- GIVEN INSTRUCTION:
Convert every one of the entries below into a numbered list, dropping any blank lines.

- RECORDS PROVIDED:
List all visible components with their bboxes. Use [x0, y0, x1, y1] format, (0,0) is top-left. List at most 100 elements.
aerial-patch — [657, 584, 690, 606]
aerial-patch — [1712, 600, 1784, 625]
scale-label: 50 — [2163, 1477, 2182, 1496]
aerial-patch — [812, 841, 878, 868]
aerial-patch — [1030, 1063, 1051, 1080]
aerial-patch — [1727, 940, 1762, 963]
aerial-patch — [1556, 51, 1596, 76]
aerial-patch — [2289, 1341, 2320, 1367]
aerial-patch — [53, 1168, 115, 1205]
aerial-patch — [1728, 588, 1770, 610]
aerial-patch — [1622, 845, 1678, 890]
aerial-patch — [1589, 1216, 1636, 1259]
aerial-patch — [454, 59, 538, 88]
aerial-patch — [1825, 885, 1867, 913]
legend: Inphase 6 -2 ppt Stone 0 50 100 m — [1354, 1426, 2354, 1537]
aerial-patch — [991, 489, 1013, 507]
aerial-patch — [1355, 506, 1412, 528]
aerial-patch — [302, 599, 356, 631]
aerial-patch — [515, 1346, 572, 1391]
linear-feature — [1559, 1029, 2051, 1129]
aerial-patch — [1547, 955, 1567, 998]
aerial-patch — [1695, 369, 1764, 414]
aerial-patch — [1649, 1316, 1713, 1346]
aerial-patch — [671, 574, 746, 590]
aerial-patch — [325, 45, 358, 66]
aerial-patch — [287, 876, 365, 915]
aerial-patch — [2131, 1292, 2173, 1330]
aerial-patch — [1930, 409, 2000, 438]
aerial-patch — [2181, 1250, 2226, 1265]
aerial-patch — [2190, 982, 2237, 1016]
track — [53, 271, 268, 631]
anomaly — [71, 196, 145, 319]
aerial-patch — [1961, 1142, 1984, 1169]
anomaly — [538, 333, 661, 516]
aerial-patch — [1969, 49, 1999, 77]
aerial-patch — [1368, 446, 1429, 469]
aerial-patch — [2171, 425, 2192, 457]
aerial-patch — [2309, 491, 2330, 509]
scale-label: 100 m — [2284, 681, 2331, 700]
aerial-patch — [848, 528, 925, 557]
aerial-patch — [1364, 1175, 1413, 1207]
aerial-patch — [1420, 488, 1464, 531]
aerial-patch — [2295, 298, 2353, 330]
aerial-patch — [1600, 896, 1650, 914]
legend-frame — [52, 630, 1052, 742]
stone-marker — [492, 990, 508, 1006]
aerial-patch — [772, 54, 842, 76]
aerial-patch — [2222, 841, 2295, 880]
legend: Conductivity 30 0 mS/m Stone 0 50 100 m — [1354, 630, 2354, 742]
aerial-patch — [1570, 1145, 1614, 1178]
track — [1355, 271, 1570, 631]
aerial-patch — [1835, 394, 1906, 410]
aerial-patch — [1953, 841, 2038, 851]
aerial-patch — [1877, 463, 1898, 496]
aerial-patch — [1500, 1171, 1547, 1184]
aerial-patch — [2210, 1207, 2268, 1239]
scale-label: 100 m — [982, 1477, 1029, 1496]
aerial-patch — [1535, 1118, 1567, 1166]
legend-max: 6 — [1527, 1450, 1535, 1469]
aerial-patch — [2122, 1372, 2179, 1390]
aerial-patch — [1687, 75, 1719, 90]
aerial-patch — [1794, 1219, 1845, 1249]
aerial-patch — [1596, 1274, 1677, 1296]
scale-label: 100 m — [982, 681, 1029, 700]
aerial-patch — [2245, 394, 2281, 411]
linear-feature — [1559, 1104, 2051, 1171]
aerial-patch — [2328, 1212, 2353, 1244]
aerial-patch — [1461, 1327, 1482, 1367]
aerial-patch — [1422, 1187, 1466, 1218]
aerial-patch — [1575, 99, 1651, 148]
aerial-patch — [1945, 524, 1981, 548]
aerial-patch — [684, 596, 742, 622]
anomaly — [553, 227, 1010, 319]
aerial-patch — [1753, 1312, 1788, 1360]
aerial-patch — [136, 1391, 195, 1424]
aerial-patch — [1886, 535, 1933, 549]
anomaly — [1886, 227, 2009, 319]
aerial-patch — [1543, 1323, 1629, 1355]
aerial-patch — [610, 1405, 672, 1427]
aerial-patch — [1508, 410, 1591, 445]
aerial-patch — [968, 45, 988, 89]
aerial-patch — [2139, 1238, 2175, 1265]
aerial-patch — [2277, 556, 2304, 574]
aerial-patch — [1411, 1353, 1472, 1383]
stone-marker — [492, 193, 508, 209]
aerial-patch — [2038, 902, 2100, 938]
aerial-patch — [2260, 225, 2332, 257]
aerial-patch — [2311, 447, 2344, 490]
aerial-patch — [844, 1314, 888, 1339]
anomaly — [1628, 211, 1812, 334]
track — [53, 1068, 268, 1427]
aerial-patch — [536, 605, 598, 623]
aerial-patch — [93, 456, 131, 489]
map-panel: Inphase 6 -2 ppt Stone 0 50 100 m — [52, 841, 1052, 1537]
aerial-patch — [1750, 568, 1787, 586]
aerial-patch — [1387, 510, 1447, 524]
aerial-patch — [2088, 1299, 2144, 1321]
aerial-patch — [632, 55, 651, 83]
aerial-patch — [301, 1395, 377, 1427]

- RESULT FOR THIS TASK:
1. List all visible components with their bboxes. Use [x0, y0, x1, y1] format, (0,0) is top-left. List at most 100 elements.
2. aerial-patch — [657, 584, 690, 606]
3. aerial-patch — [1712, 600, 1784, 625]
4. scale-label: 50 — [2163, 1477, 2182, 1496]
5. aerial-patch — [812, 841, 878, 868]
6. aerial-patch — [1030, 1063, 1051, 1080]
7. aerial-patch — [1727, 940, 1762, 963]
8. aerial-patch — [1556, 51, 1596, 76]
9. aerial-patch — [2289, 1341, 2320, 1367]
10. aerial-patch — [53, 1168, 115, 1205]
11. aerial-patch — [1728, 588, 1770, 610]
12. aerial-patch — [1622, 845, 1678, 890]
13. aerial-patch — [1589, 1216, 1636, 1259]
14. aerial-patch — [454, 59, 538, 88]
15. aerial-patch — [1825, 885, 1867, 913]
16. legend: Inphase 6 -2 ppt Stone 0 50 100 m — [1354, 1426, 2354, 1537]
17. aerial-patch — [991, 489, 1013, 507]
18. aerial-patch — [1355, 506, 1412, 528]
19. aerial-patch — [302, 599, 356, 631]
20. aerial-patch — [515, 1346, 572, 1391]
21. linear-feature — [1559, 1029, 2051, 1129]
22. aerial-patch — [1547, 955, 1567, 998]
23. aerial-patch — [1695, 369, 1764, 414]
24. aerial-patch — [1649, 1316, 1713, 1346]
25. aerial-patch — [671, 574, 746, 590]
26. aerial-patch — [325, 45, 358, 66]
27. aerial-patch — [287, 876, 365, 915]
28. aerial-patch — [2131, 1292, 2173, 1330]
29. aerial-patch — [1930, 409, 2000, 438]
30. aerial-patch — [2181, 1250, 2226, 1265]
31. aerial-patch — [2190, 982, 2237, 1016]
32. track — [53, 271, 268, 631]
33. anomaly — [71, 196, 145, 319]
34. aerial-patch — [1961, 1142, 1984, 1169]
35. anomaly — [538, 333, 661, 516]
36. aerial-patch — [1969, 49, 1999, 77]
37. aerial-patch — [1368, 446, 1429, 469]
38. aerial-patch — [2171, 425, 2192, 457]
39. aerial-patch — [2309, 491, 2330, 509]
40. scale-label: 100 m — [2284, 681, 2331, 700]
41. aerial-patch — [848, 528, 925, 557]
42. aerial-patch — [1364, 1175, 1413, 1207]
43. aerial-patch — [1420, 488, 1464, 531]
44. aerial-patch — [2295, 298, 2353, 330]
45. aerial-patch — [1600, 896, 1650, 914]
46. legend-frame — [52, 630, 1052, 742]
47. stone-marker — [492, 990, 508, 1006]
48. aerial-patch — [772, 54, 842, 76]
49. aerial-patch — [2222, 841, 2295, 880]
50. legend: Conductivity 30 0 mS/m Stone 0 50 100 m — [1354, 630, 2354, 742]
51. aerial-patch — [1570, 1145, 1614, 1178]
52. track — [1355, 271, 1570, 631]
53. aerial-patch — [1835, 394, 1906, 410]
54. aerial-patch — [1953, 841, 2038, 851]
55. aerial-patch — [1877, 463, 1898, 496]
56. aerial-patch — [1500, 1171, 1547, 1184]
57. aerial-patch — [2210, 1207, 2268, 1239]
58. scale-label: 100 m — [982, 1477, 1029, 1496]
59. aerial-patch — [1535, 1118, 1567, 1166]
60. legend-max: 6 — [1527, 1450, 1535, 1469]
61. aerial-patch — [2122, 1372, 2179, 1390]
62. aerial-patch — [1687, 75, 1719, 90]
63. aerial-patch — [1794, 1219, 1845, 1249]
64. aerial-patch — [1596, 1274, 1677, 1296]
65. scale-label: 100 m — [982, 681, 1029, 700]
66. aerial-patch — [2245, 394, 2281, 411]
67. linear-feature — [1559, 1104, 2051, 1171]
68. aerial-patch — [2328, 1212, 2353, 1244]
69. aerial-patch — [1461, 1327, 1482, 1367]
70. aerial-patch — [1422, 1187, 1466, 1218]
71. aerial-patch — [1575, 99, 1651, 148]
72. aerial-patch — [1945, 524, 1981, 548]
73. aerial-patch — [684, 596, 742, 622]
74. anomaly — [553, 227, 1010, 319]
75. aerial-patch — [1753, 1312, 1788, 1360]
76. aerial-patch — [136, 1391, 195, 1424]
77. aerial-patch — [1886, 535, 1933, 549]
78. anomaly — [1886, 227, 2009, 319]
79. aerial-patch — [1543, 1323, 1629, 1355]
80. aerial-patch — [610, 1405, 672, 1427]
81. aerial-patch — [1508, 410, 1591, 445]
82. aerial-patch — [968, 45, 988, 89]
83. aerial-patch — [2139, 1238, 2175, 1265]
84. aerial-patch — [2277, 556, 2304, 574]
85. aerial-patch — [1411, 1353, 1472, 1383]
86. stone-marker — [492, 193, 508, 209]
87. aerial-patch — [2038, 902, 2100, 938]
88. aerial-patch — [2260, 225, 2332, 257]
89. aerial-patch — [2311, 447, 2344, 490]
90. aerial-patch — [844, 1314, 888, 1339]
91. anomaly — [1628, 211, 1812, 334]
92. track — [53, 1068, 268, 1427]
93. aerial-patch — [536, 605, 598, 623]
94. aerial-patch — [93, 456, 131, 489]
95. map-panel: Inphase 6 -2 ppt Stone 0 50 100 m — [52, 841, 1052, 1537]
96. aerial-patch — [1750, 568, 1787, 586]
97. aerial-patch — [1387, 510, 1447, 524]
98. aerial-patch — [2088, 1299, 2144, 1321]
99. aerial-patch — [632, 55, 651, 83]
100. aerial-patch — [301, 1395, 377, 1427]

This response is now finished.